Stated exercise - Copy the part of the data that opens with the line containing "Text: 催化剂编号: 催化剂编号 xyxy=(18,280,68,298)" and closes with the line containing "Bar xyxy=(590,267,730,312)", including both of those lines. Swap every "Bar" for "Box" and leave everything else unchanged.

..............................

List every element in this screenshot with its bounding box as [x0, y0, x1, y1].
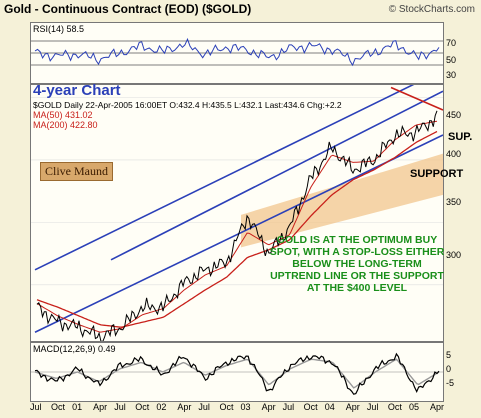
x-tick-label: Jul: [282, 402, 295, 412]
price-panel: [30, 84, 444, 342]
rsi-chart: [31, 37, 443, 67]
macd-label: MACD(12,26,9) 0.49: [33, 344, 116, 354]
x-tick-label: Jul: [198, 402, 210, 412]
quote-line: $GOLD Daily 22-Apr-2005 16:00ET O:432.4 …: [33, 100, 342, 110]
price-line: [36, 110, 438, 341]
x-tick-label: Apr: [93, 402, 108, 412]
support-label: SUPPORT: [410, 168, 464, 180]
copyright: © StockCharts.com: [388, 4, 475, 15]
price-tick-300: 300: [446, 250, 462, 260]
price-tick-450: 450: [446, 110, 462, 120]
x-tick-label: Apr: [177, 402, 192, 412]
rsi-label: RSI(14) 58.5: [33, 24, 85, 34]
price-chart: [31, 85, 443, 341]
x-tick-label: 05: [408, 402, 419, 412]
x-tick-label: Oct: [387, 402, 402, 412]
x-tick-label: Apr: [430, 402, 445, 412]
x-axis: Jul Oct 01 Apr Jul Oct 02 Apr Jul Oct 03 Apr Jul Oct 0…: [30, 402, 445, 416]
x-tick-label: Jul: [30, 402, 42, 412]
ma200-label: MA(200) 422.80: [33, 120, 98, 130]
sup-label: SUP.: [448, 131, 473, 143]
x-tick-label: Jul: [114, 402, 126, 412]
ma50-label: MA(50) 431.02: [33, 110, 93, 120]
rsi-panel: [30, 22, 444, 84]
price-tick-350: 350: [446, 197, 462, 207]
x-tick-label: 02: [156, 402, 167, 412]
analysis-annotation: GOLD IS AT THE OPTIMUM BUY SPOT, WITH A …: [269, 234, 445, 294]
rsi-tick-50: 50: [446, 55, 457, 65]
channel-middle: [34, 85, 415, 271]
x-tick-label: Oct: [51, 402, 66, 412]
chart-title: Gold - Continuous Contract (EOD) ($GOLD): [4, 2, 252, 16]
rsi-tick-70: 70: [446, 38, 457, 48]
x-tick-label: Oct: [135, 402, 150, 412]
x-tick-label: Oct: [303, 402, 318, 412]
resistance-line: [390, 86, 443, 111]
price-tick-400: 400: [446, 149, 462, 159]
rsi-line: [34, 37, 440, 67]
support-zone: [241, 153, 443, 248]
macd-tick-0: 0: [446, 364, 452, 374]
x-tick-label: Apr: [261, 402, 276, 412]
x-tick-label: Jul: [366, 402, 379, 412]
brand-logo: Clive Maund: [40, 162, 113, 181]
rsi-tick-30: 30: [446, 70, 457, 80]
channel-upper: [110, 90, 443, 261]
macd-tick-neg5: -5: [446, 378, 455, 388]
x-tick-label: 01: [72, 402, 83, 412]
x-tick-label: 04: [324, 402, 335, 412]
macd-signal-line: [34, 358, 440, 389]
macd-tick-5: 5: [446, 350, 452, 360]
macd-panel: [30, 342, 444, 402]
x-tick-label: Apr: [345, 402, 360, 412]
macd-line: [34, 352, 440, 395]
ma50-line: [36, 120, 438, 333]
ma200-line: [36, 130, 438, 328]
x-tick-label: 03: [240, 402, 251, 412]
x-tick-label: Oct: [219, 402, 234, 412]
macd-chart: [31, 352, 443, 395]
chart-headline: 4-year Chart: [33, 82, 121, 99]
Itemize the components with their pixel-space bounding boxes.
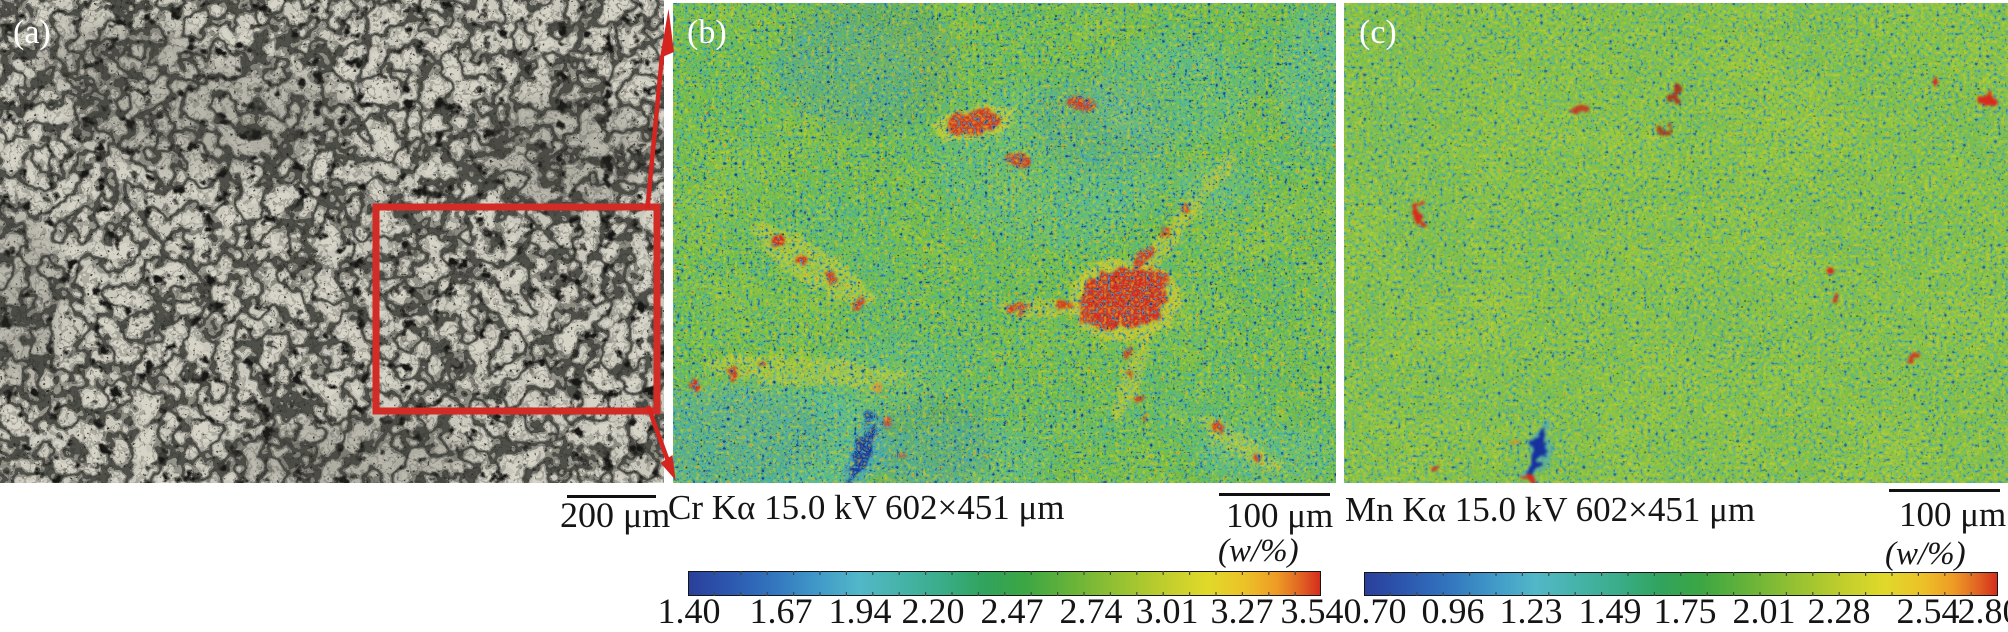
svg-text:(b): (b) — [687, 14, 727, 51]
svg-text:(a): (a) — [13, 14, 51, 51]
svg-text:(c): (c) — [1359, 14, 1397, 51]
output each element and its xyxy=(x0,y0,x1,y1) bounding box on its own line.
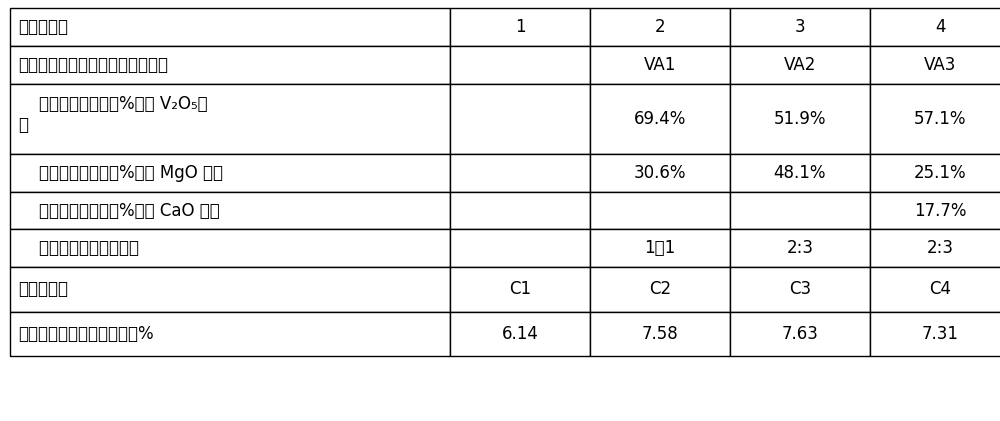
Text: 催化剂编号: 催化剂编号 xyxy=(18,280,68,298)
Bar xyxy=(590,312,730,356)
Bar xyxy=(450,192,590,229)
Bar xyxy=(870,229,1000,267)
Text: 30.6%: 30.6% xyxy=(634,164,686,181)
Text: 2:3: 2:3 xyxy=(927,240,954,257)
Text: 17.7%: 17.7% xyxy=(914,202,966,219)
Bar xyxy=(10,312,450,356)
Text: VA2: VA2 xyxy=(784,56,816,74)
Bar xyxy=(10,8,450,46)
Bar xyxy=(730,312,870,356)
Bar xyxy=(10,46,450,84)
Bar xyxy=(590,229,730,267)
Text: 7.31: 7.31 xyxy=(922,325,959,343)
Text: 51.9%: 51.9% xyxy=(774,110,826,128)
Bar xyxy=(590,267,730,312)
Bar xyxy=(10,192,450,229)
Text: 钒与碱土金属的摩尔比: 钒与碱土金属的摩尔比 xyxy=(18,240,139,257)
Bar xyxy=(590,192,730,229)
Bar xyxy=(870,154,1000,192)
Text: 2: 2 xyxy=(655,19,665,36)
Bar xyxy=(590,154,730,192)
Text: 4: 4 xyxy=(935,19,945,36)
Text: 1：1: 1：1 xyxy=(644,240,676,257)
Text: 含钒和碱土金属的复合氧化物编号: 含钒和碱土金属的复合氧化物编号 xyxy=(18,56,168,74)
Text: C2: C2 xyxy=(649,280,671,298)
Bar xyxy=(730,267,870,312)
Text: 催化剂活性涂层含量，重量%: 催化剂活性涂层含量，重量% xyxy=(18,325,154,343)
Bar xyxy=(450,46,590,84)
Bar xyxy=(450,8,590,46)
Bar xyxy=(730,229,870,267)
Bar xyxy=(590,84,730,154)
Text: 钒组分含量，重量%（以 V₂O₅）
计: 钒组分含量，重量%（以 V₂O₅） 计 xyxy=(18,95,208,134)
Bar xyxy=(450,267,590,312)
Text: 3: 3 xyxy=(795,19,805,36)
Text: 25.1%: 25.1% xyxy=(914,164,966,181)
Bar xyxy=(450,84,590,154)
Bar xyxy=(870,8,1000,46)
Bar xyxy=(870,312,1000,356)
Bar xyxy=(730,84,870,154)
Text: 7.63: 7.63 xyxy=(782,325,818,343)
Bar xyxy=(450,154,590,192)
Bar xyxy=(730,8,870,46)
Text: 69.4%: 69.4% xyxy=(634,110,686,128)
Bar xyxy=(590,8,730,46)
Text: 48.1%: 48.1% xyxy=(774,164,826,181)
Bar xyxy=(10,154,450,192)
Text: VA3: VA3 xyxy=(924,56,956,74)
Bar xyxy=(450,312,590,356)
Text: C4: C4 xyxy=(929,280,951,298)
Text: 镁组分含量，重量%（以 MgO 计）: 镁组分含量，重量%（以 MgO 计） xyxy=(18,164,223,181)
Bar xyxy=(730,154,870,192)
Bar xyxy=(730,46,870,84)
Bar xyxy=(730,192,870,229)
Text: VA1: VA1 xyxy=(644,56,676,74)
Text: 实施例编号: 实施例编号 xyxy=(18,19,68,36)
Text: 1: 1 xyxy=(515,19,525,36)
Text: C3: C3 xyxy=(789,280,811,298)
Text: 57.1%: 57.1% xyxy=(914,110,966,128)
Text: 钙组分含量，重量%（以 CaO 计）: 钙组分含量，重量%（以 CaO 计） xyxy=(18,202,220,219)
Text: 2:3: 2:3 xyxy=(786,240,814,257)
Text: 7.58: 7.58 xyxy=(642,325,678,343)
Bar xyxy=(870,46,1000,84)
Bar xyxy=(10,84,450,154)
Bar xyxy=(450,229,590,267)
Bar xyxy=(590,46,730,84)
Bar xyxy=(870,192,1000,229)
Bar xyxy=(870,84,1000,154)
Bar xyxy=(870,267,1000,312)
Bar xyxy=(10,267,450,312)
Text: 6.14: 6.14 xyxy=(502,325,538,343)
Bar xyxy=(10,229,450,267)
Text: C1: C1 xyxy=(509,280,531,298)
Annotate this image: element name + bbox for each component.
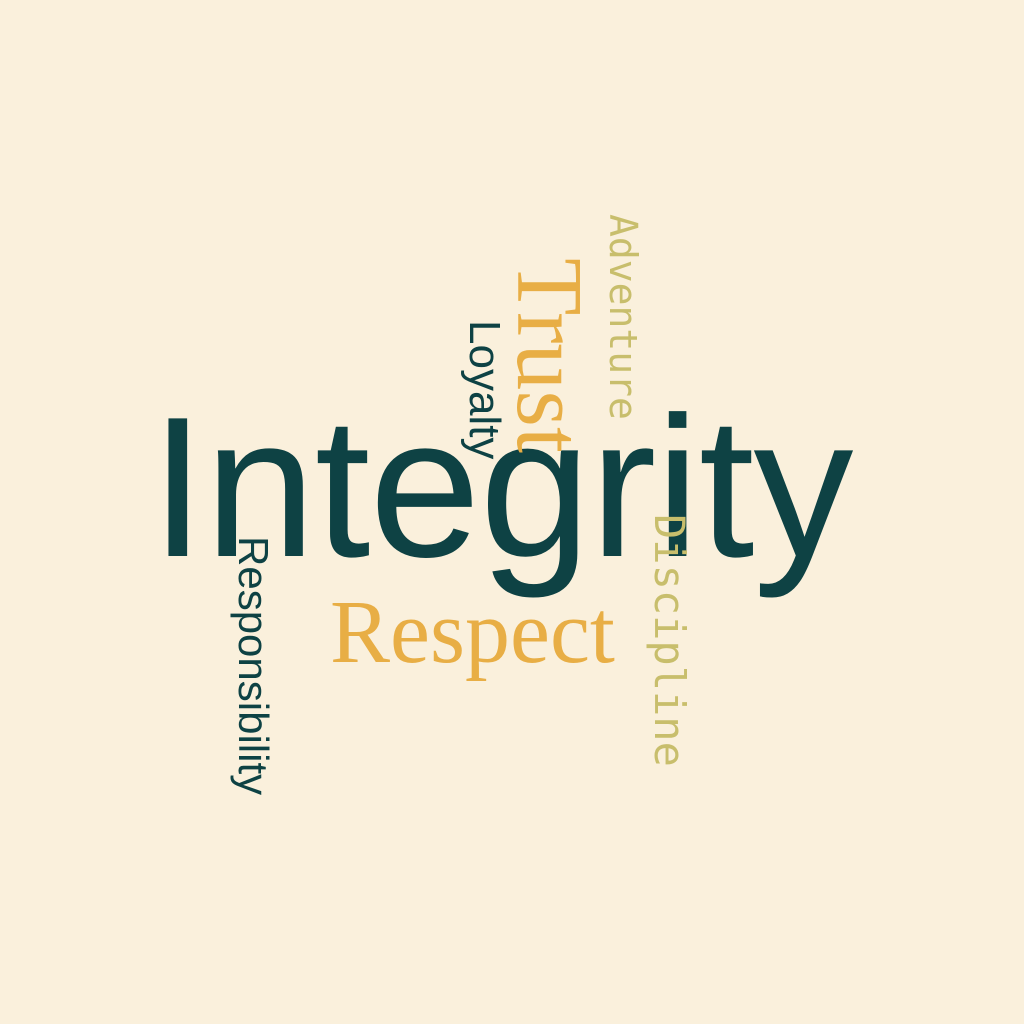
word-adventure: Adventure [601, 214, 645, 420]
word-integrity: Integrity [150, 376, 853, 599]
word-loyalty: Loyalty [460, 320, 509, 460]
word-trust: Trust [497, 258, 601, 454]
word-respect: Respect [330, 583, 615, 682]
word-responsibility: Responsibility [230, 536, 277, 796]
word-discipline: Discipline [645, 514, 694, 767]
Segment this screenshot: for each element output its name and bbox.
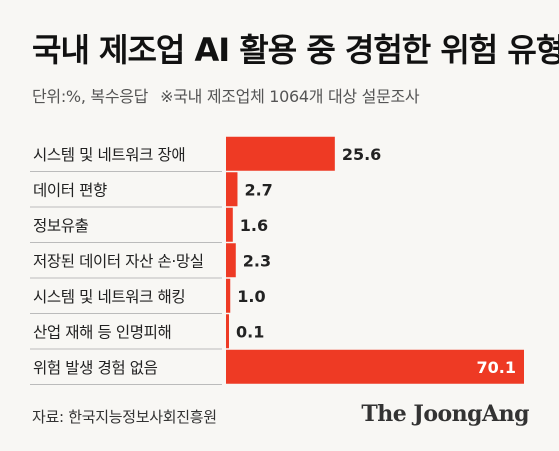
category-label: 위험 발생 경험 없음	[33, 359, 158, 377]
unit-note: 단위:%, 복수응답	[32, 87, 149, 106]
bar	[226, 243, 236, 278]
value-label: 1.0	[237, 287, 265, 306]
bar	[226, 278, 231, 313]
value-label: 1.6	[240, 216, 268, 235]
value-label: 0.1	[236, 322, 264, 341]
chart-subtitle: 단위:%, 복수응답 ※국내 제조업체 1064개 대상 설문조사	[32, 83, 420, 107]
category-label: 산업 재해 등 인명피해	[33, 323, 171, 341]
survey-note: ※국내 제조업체 1064개 대상 설문조사	[160, 87, 420, 106]
category-label: 저장된 데이터 자산 손·망실	[33, 252, 204, 270]
bar	[226, 207, 233, 242]
bar	[226, 136, 335, 171]
value-label: 25.6	[342, 145, 381, 164]
value-label: 2.3	[243, 251, 271, 270]
bar	[226, 314, 229, 349]
value-label: 70.1	[477, 358, 516, 377]
source-note: 자료: 한국지능정보사회진흥원	[32, 408, 217, 426]
category-label: 시스템 및 네트워크 해킹	[33, 288, 185, 306]
category-label: 데이터 편향	[33, 181, 107, 199]
category-label: 시스템 및 네트워크 장애	[33, 146, 185, 164]
publisher-logo: The JoongAng	[361, 401, 529, 427]
value-label: 2.7	[244, 180, 272, 199]
bar	[226, 349, 524, 384]
category-label: 정보유출	[33, 217, 89, 235]
chart-title: 국내 제조업 AI 활용 중 경험한 위험 유형	[32, 31, 559, 69]
bar	[226, 172, 238, 207]
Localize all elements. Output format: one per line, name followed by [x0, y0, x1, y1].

..............................

Expected answer -
Text: 催化剂编号: 催化剂编号 xyxy=(18,280,68,298)
Box xyxy=(590,312,730,356)
Box xyxy=(450,192,590,229)
Box xyxy=(870,229,1000,267)
Text: 30.6%: 30.6% xyxy=(634,164,686,181)
Text: 2:3: 2:3 xyxy=(927,240,954,257)
Text: 17.7%: 17.7% xyxy=(914,202,966,219)
Box xyxy=(10,312,450,356)
Text: VA2: VA2 xyxy=(784,56,816,74)
Box xyxy=(10,8,450,46)
Box xyxy=(730,312,870,356)
Box xyxy=(10,46,450,84)
Box xyxy=(590,229,730,267)
Text: 7.31: 7.31 xyxy=(922,325,959,343)
Text: 51.9%: 51.9% xyxy=(774,110,826,128)
Box xyxy=(590,267,730,312)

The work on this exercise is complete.